_Available records_

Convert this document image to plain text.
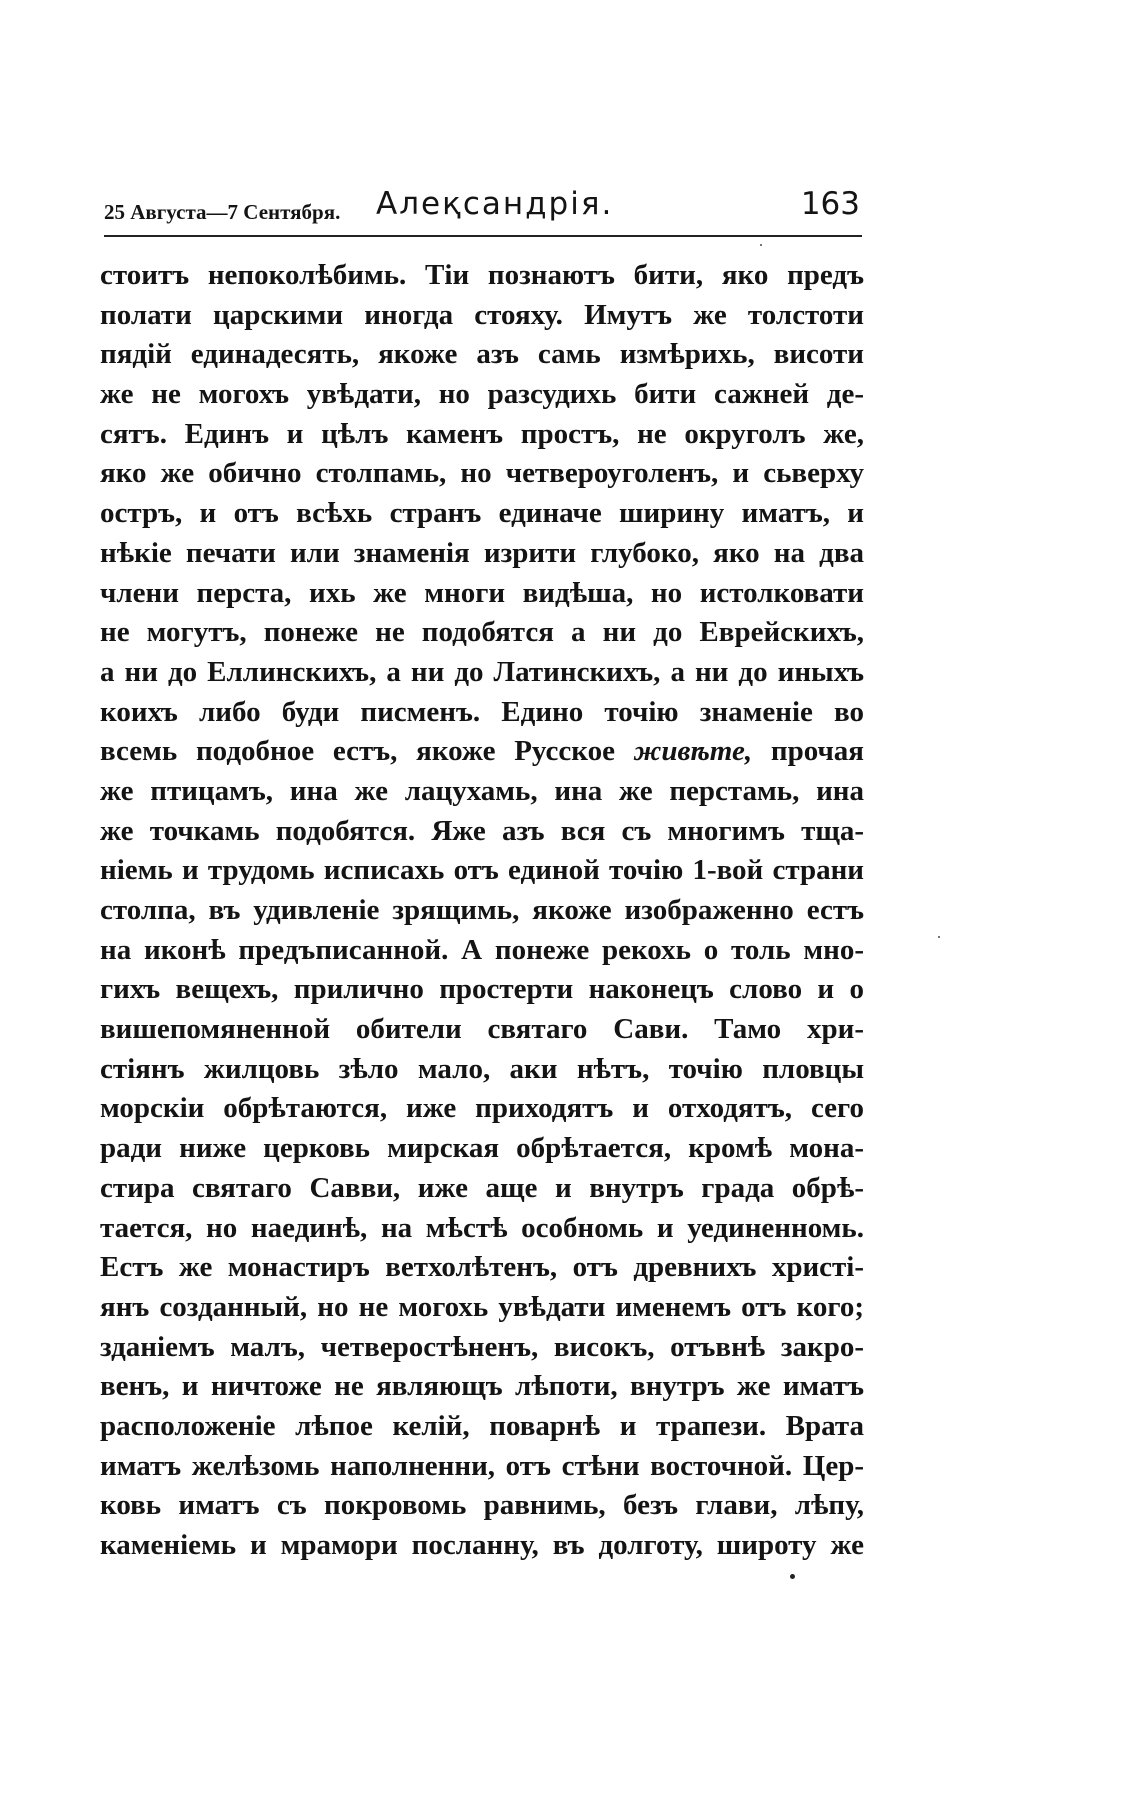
25 Августа—7 Сентября. Алеқсандрія.	163
стоитъ непоколѣбимь. Тіи познаютъ бити, яко предъ
полати царскими иногда стояху. Имутъ же толстоти
пядій единадесять, якоже азъ самь измѣрихь, висоти
же не могохъ увѣдати, но разсудихь бити сажней де-
сятъ. Единъ и цѣлъ каменъ простъ, не округолъ же,
яко же обично столпамь, но четвероуголенъ, и сьверху
остръ, и отъ всѣхь странъ единаче ширину иматъ, и
нѣкіе печати или знаменія изрити глубоко, яко на два
члени перста, ихь же многи видѣша, но истолковати
не могутъ, понеже не подобятся а ни до Еврейскихъ,
а ни до Еллинскихъ, а ни до Латинскихъ, а ни до иныхъ
коихъ либо буди писменъ. Едино точію знаменіе во
всемь подобное естъ, якоже Русское живѣте, прочая
же птицамъ, ина же лацухамь, ина же перстамь, ина
же точкамь подобятся. Яже азъ вся съ многимъ тща-
ніемь и трудомь исписахь отъ единой точію 1-вой страни
столпа, въ удивленіе зрящимь, якоже изображенно естъ
на иконѣ предъписанной. А понеже рекохь о толь мно-
гихъ вещехъ, прилично простерти наконецъ слово и о
вишепомяненной обители святаго Сави. Тамо хри-
стіянъ жилцовь зѣло мало, аки нѣтъ, точію пловцы
морскіи обрѣтаются, иже приходятъ и отходятъ, сего
ради ниже церковь мирская обрѣтается, кромѣ мона-
стира святаго Савви, иже аще и внутръ града обрѣ-
тается, но наединѣ, на мѣстѣ особномь и уединенномь.
Естъ же монастиръ ветхолѣтенъ, отъ древнихъ христі-
янъ созданный, но не могохь увѣдати именемъ отъ кого;
зданіемъ малъ, четверостѣненъ, високъ, отъвнѣ закро-
венъ, и ничтоже не являющъ лѣпоти, внутръ же иматъ
расположеніе лѣпое келій, поварнѣ и трапези. Врата
иматъ желѣзомь наполненни, отъ стѣни восточной. Цер-
ковь иматъ съ покровомь равнимь, безъ глави, лѣпу,
каменіемь и мрамори посланну, въ долготу, широту же
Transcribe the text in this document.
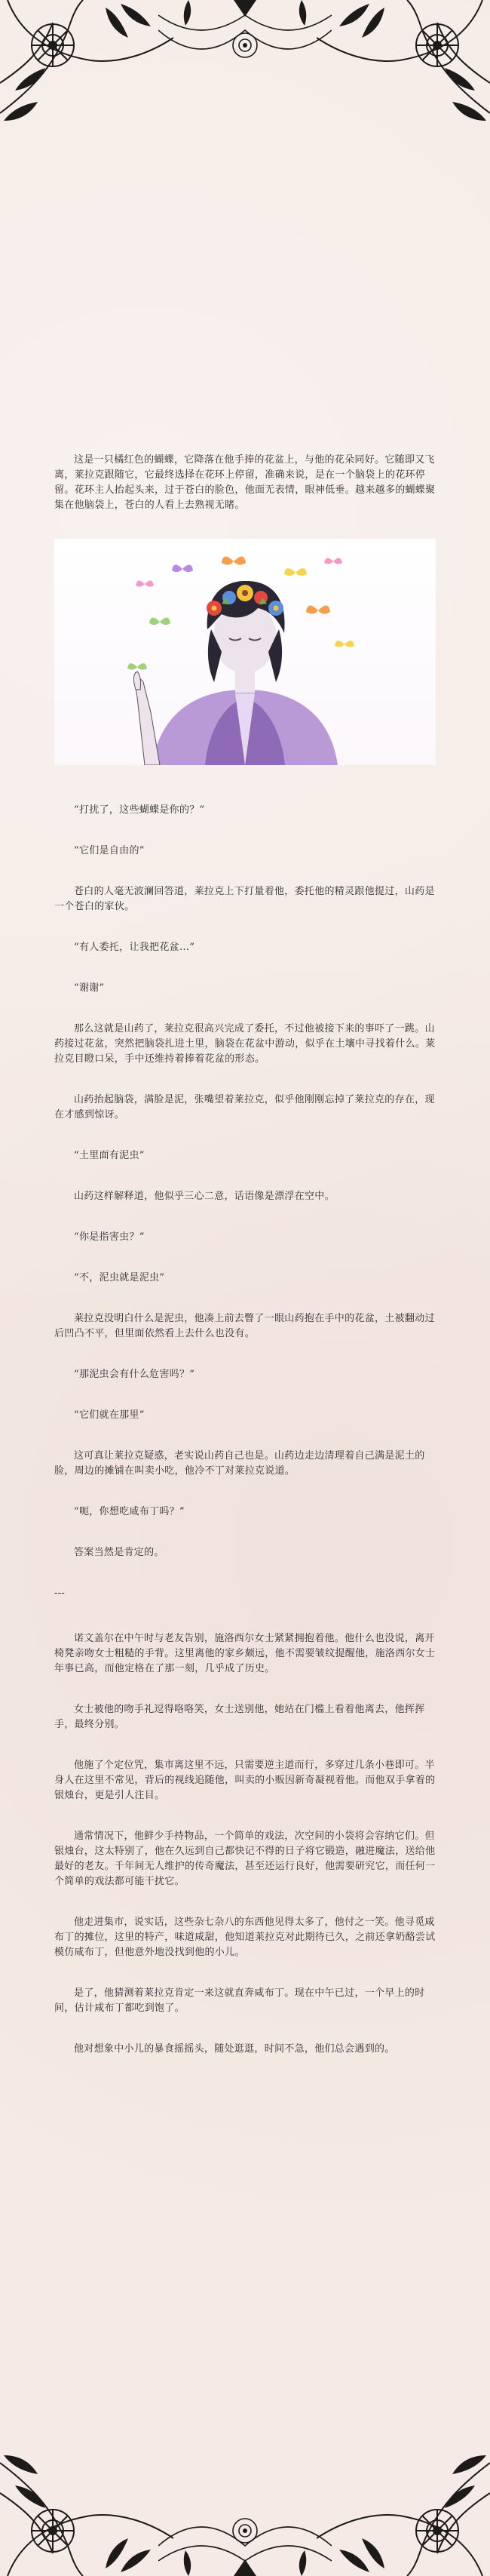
这是一只橘红色的蝴蝶，它降落在他手捧的花盆上，与他的花朵同好。它随即又飞离，莱拉克跟随它，它最终选择在花环上停留，准确来说，是在一个脑袋上的花环停留。花环主人抬起头来，过于苍白的脸色，他面无表情，眼神低垂。越来越多的蝴蝶聚集在他脑袋上，苍白的人看上去熟视无睹。

“打扰了，这些蝴蝶是你的？”

“它们是自由的”

苍白的人毫无波澜回答道，莱拉克上下打量着他，委托他的精灵跟他提过，山药是一个苍白的家伙。

“有人委托，让我把花盆…”

“谢谢”

那么这就是山药了，莱拉克很高兴完成了委托，不过他被接下来的事吓了一跳。山药接过花盆，突然把脑袋扎进土里，脑袋在花盆中游动，似乎在土壤中寻找着什么。莱拉克目瞪口呆，手中还维持着捧着花盆的形态。

山药抬起脑袋，满脸是泥，张嘴望着莱拉克，似乎他刚刚忘掉了莱拉克的存在，现在才感到惊讶。

“土里面有泥虫”

山药这样解释道，他似乎三心二意，话语像是漂浮在空中。

“你是指害虫？”

“不，泥虫就是泥虫”

莱拉克没明白什么是泥虫，他凑上前去瞥了一眼山药抱在手中的花盆，土被翻动过后凹凸不平，但里面依然看上去什么也没有。

“那泥虫会有什么危害吗？”

“它们就在那里”

这可真让莱拉克疑惑，老实说山药自己也是。山药边走边清理着自己满是泥土的脸，周边的摊铺在叫卖小吃，他冷不丁对莱拉克说道。

“呃，你想吃咸布丁吗？”

答案当然是肯定的。

---

诺文盖尔在中午时与老友告别，施洛西尔女士紧紧拥抱着他。他什么也没说，离开椅凳亲吻女士粗糙的手背。这里离他的家乡颇远，他不需要皱纹提醒他，施洛西尔女士年事已高，而他定格在了那一刻，几乎成了历史。

女士被他的吻手礼逗得咯咯笑，女士送别他，她站在门槛上看着他离去，他挥挥手，最终分别。

他施了个定位咒，集市离这里不远，只需要逆主道而行，多穿过几条小巷即可。半身人在这里不常见，背后的视线追随他，叫卖的小贩因新奇凝视着他。而他双手拿着的银烛台，更是引人注目。

通常情况下，他鲜少手持物品，一个简单的戏法，次空间的小袋将会容纳它们。但银烛台，这太特别了，他在久远到自己都快记不得的日子将它锻造，融进魔法，送给他最好的老友。千年间无人维护的传奇魔法，甚至还运行良好，他需要研究它，而任何一个简单的戏法都可能干扰它。

他走进集市，说实话，这些杂七杂八的东西他见得太多了，他付之一笑。他寻觅咸布丁的摊位，这里的特产，味道咸甜，他知道莱拉克对此期待已久，之前还拿奶酪尝试模仿咸布丁，但他意外地没找到他的小儿。

是了，他猜测着莱拉克肯定一来这就直奔咸布丁。现在中午已过，一个早上的时间，估计咸布丁都吃到饱了。

他对想象中小儿的暴食摇摇头，随处逛逛，时间不急，他们总会遇到的。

_Stated task_
What is the number of lines in the listing that contain the string "увѣдати"? Reply with that number alone.

_Exercise solution_
2